_REQUEST_. State only how many lines below include the string "content".

_EXERCISE MATERIAL_.
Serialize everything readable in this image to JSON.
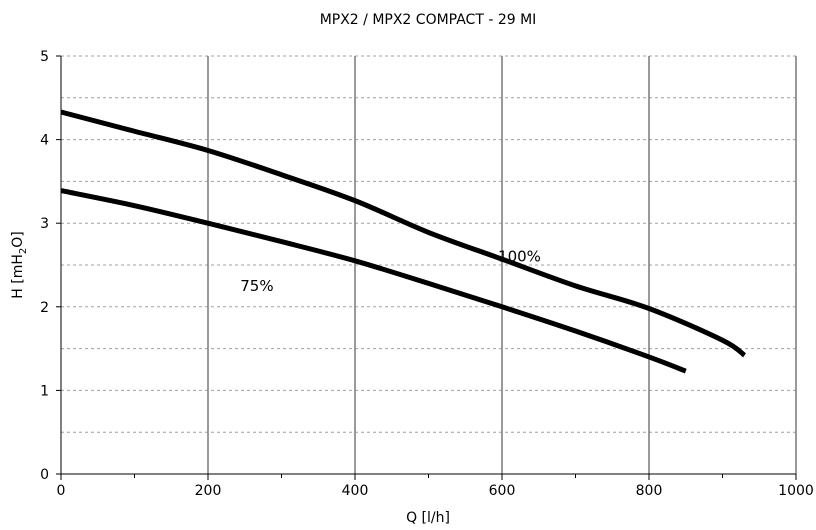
{
  "chart_data": {
    "type": "line",
    "title": "MPX2 / MPX2 COMPACT - 29 MI",
    "xlabel": "Q [l/h]",
    "ylabel": {
      "main": "H [mH",
      "sub": "2",
      "tail": "O]"
    },
    "xlim": [
      0,
      1000
    ],
    "ylim": [
      0,
      5
    ],
    "x_ticks": [
      0,
      200,
      400,
      600,
      800,
      1000
    ],
    "y_ticks": [
      0,
      1,
      2,
      3,
      4,
      5
    ],
    "grid": {
      "x_major": true,
      "y_major": true,
      "y_minor_dashed": true
    },
    "legend": "none",
    "line_color": "#000000",
    "grid_color": "#808080",
    "series": [
      {
        "name": "100%",
        "x": [
          0,
          100,
          200,
          300,
          400,
          500,
          600,
          700,
          800,
          900,
          930
        ],
        "y": [
          4.33,
          4.1,
          3.87,
          3.58,
          3.27,
          2.89,
          2.57,
          2.25,
          1.98,
          1.6,
          1.42
        ]
      },
      {
        "name": "75%",
        "x": [
          0,
          100,
          200,
          300,
          400,
          500,
          600,
          700,
          800,
          850
        ],
        "y": [
          3.39,
          3.21,
          3.0,
          2.78,
          2.55,
          2.28,
          2.0,
          1.71,
          1.4,
          1.23
        ]
      }
    ]
  }
}
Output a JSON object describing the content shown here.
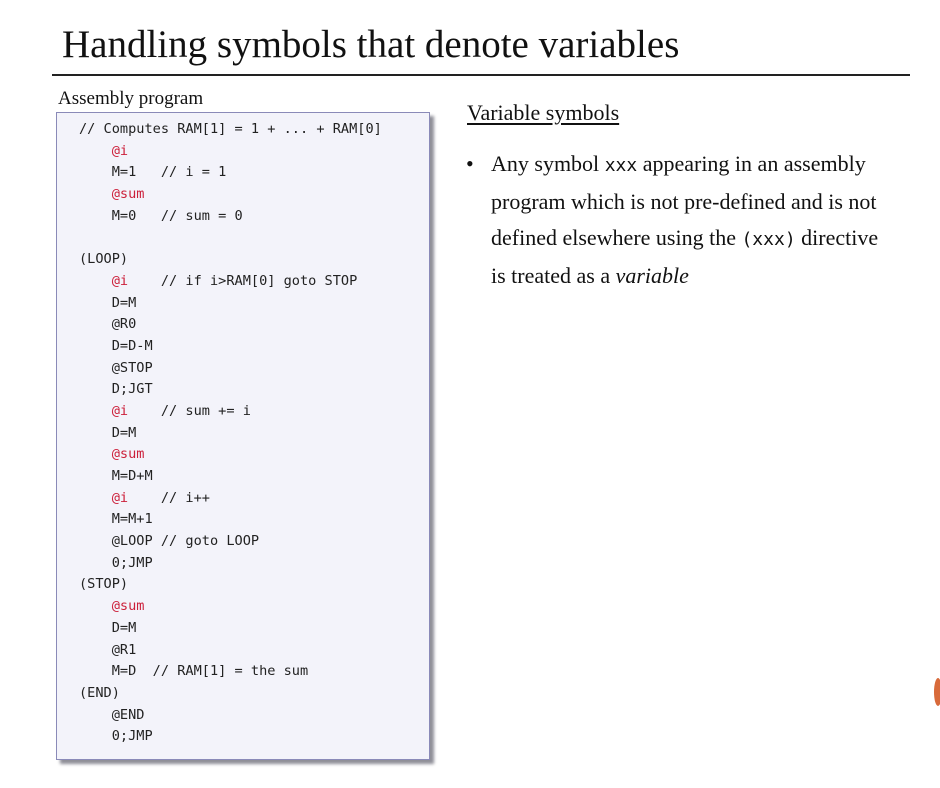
{
  "slide": {
    "title": "Handling symbols that denote variables"
  },
  "code": {
    "caption": "Assembly program",
    "lines": [
      {
        "indent": "",
        "parts": [
          {
            "t": "// Computes RAM[1] = 1 + ... + RAM[0]",
            "c": "comment"
          }
        ]
      },
      {
        "indent": "    ",
        "parts": [
          {
            "t": "@i",
            "c": "sym"
          }
        ]
      },
      {
        "indent": "    ",
        "parts": [
          {
            "t": "M=1",
            "c": "instr"
          },
          {
            "t": "   // i = 1",
            "c": "comment"
          }
        ]
      },
      {
        "indent": "    ",
        "parts": [
          {
            "t": "@sum",
            "c": "sym"
          }
        ]
      },
      {
        "indent": "    ",
        "parts": [
          {
            "t": "M=0",
            "c": "instr"
          },
          {
            "t": "   // sum = 0",
            "c": "comment"
          }
        ]
      },
      {
        "indent": "",
        "parts": []
      },
      {
        "indent": "",
        "parts": [
          {
            "t": "(LOOP)",
            "c": "label"
          }
        ]
      },
      {
        "indent": "    ",
        "parts": [
          {
            "t": "@i",
            "c": "sym"
          },
          {
            "t": "    // if i>RAM[0] goto STOP",
            "c": "comment"
          }
        ]
      },
      {
        "indent": "    ",
        "parts": [
          {
            "t": "D=M",
            "c": "instr"
          }
        ]
      },
      {
        "indent": "    ",
        "parts": [
          {
            "t": "@R0",
            "c": "instr"
          }
        ]
      },
      {
        "indent": "    ",
        "parts": [
          {
            "t": "D=D-M",
            "c": "instr"
          }
        ]
      },
      {
        "indent": "    ",
        "parts": [
          {
            "t": "@STOP",
            "c": "instr"
          }
        ]
      },
      {
        "indent": "    ",
        "parts": [
          {
            "t": "D;JGT",
            "c": "instr"
          }
        ]
      },
      {
        "indent": "    ",
        "parts": [
          {
            "t": "@i",
            "c": "sym"
          },
          {
            "t": "    // sum += i",
            "c": "comment"
          }
        ]
      },
      {
        "indent": "    ",
        "parts": [
          {
            "t": "D=M",
            "c": "instr"
          }
        ]
      },
      {
        "indent": "    ",
        "parts": [
          {
            "t": "@sum",
            "c": "sym"
          }
        ]
      },
      {
        "indent": "    ",
        "parts": [
          {
            "t": "M=D+M",
            "c": "instr"
          }
        ]
      },
      {
        "indent": "    ",
        "parts": [
          {
            "t": "@i",
            "c": "sym"
          },
          {
            "t": "    // i++",
            "c": "comment"
          }
        ]
      },
      {
        "indent": "    ",
        "parts": [
          {
            "t": "M=M+1",
            "c": "instr"
          }
        ]
      },
      {
        "indent": "    ",
        "parts": [
          {
            "t": "@LOOP",
            "c": "instr"
          },
          {
            "t": " // goto LOOP",
            "c": "comment"
          }
        ]
      },
      {
        "indent": "    ",
        "parts": [
          {
            "t": "0;JMP",
            "c": "instr"
          }
        ]
      },
      {
        "indent": "",
        "parts": [
          {
            "t": "(STOP)",
            "c": "label"
          }
        ]
      },
      {
        "indent": "    ",
        "parts": [
          {
            "t": "@sum",
            "c": "sym"
          }
        ]
      },
      {
        "indent": "    ",
        "parts": [
          {
            "t": "D=M",
            "c": "instr"
          }
        ]
      },
      {
        "indent": "    ",
        "parts": [
          {
            "t": "@R1",
            "c": "instr"
          }
        ]
      },
      {
        "indent": "    ",
        "parts": [
          {
            "t": "M=D",
            "c": "instr"
          },
          {
            "t": "  // RAM[1] = the sum",
            "c": "comment"
          }
        ]
      },
      {
        "indent": "",
        "parts": [
          {
            "t": "(END)",
            "c": "label"
          }
        ]
      },
      {
        "indent": "    ",
        "parts": [
          {
            "t": "@END",
            "c": "instr"
          }
        ]
      },
      {
        "indent": "    ",
        "parts": [
          {
            "t": "0;JMP",
            "c": "instr"
          }
        ]
      }
    ]
  },
  "explanation": {
    "heading": "Variable symbols",
    "bullet": {
      "marker": "•",
      "text_1": "Any symbol ",
      "symbol": "xxx",
      "text_2": " appearing in an assembly program which is not pre-defined and is not defined elsewhere using the ",
      "directive": "(xxx)",
      "text_3": " directive is treated as a ",
      "emphasis": "variable"
    }
  },
  "colors": {
    "symbol_highlight": "#cc1f3a",
    "panel_background": "#f3f3fa",
    "panel_border": "#8a8ab8"
  }
}
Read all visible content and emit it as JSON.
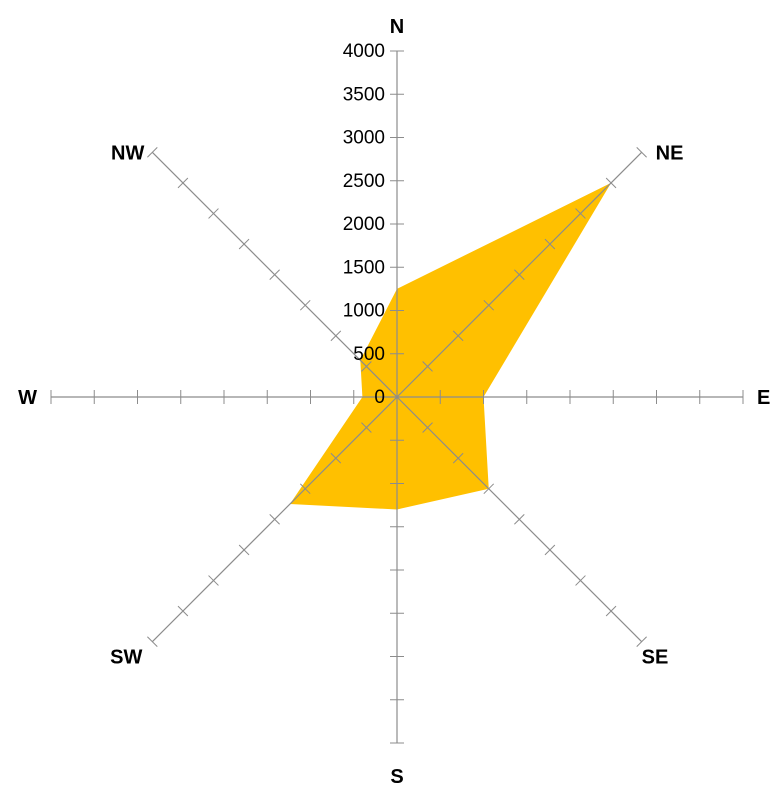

_FULL OUTPUT_. 2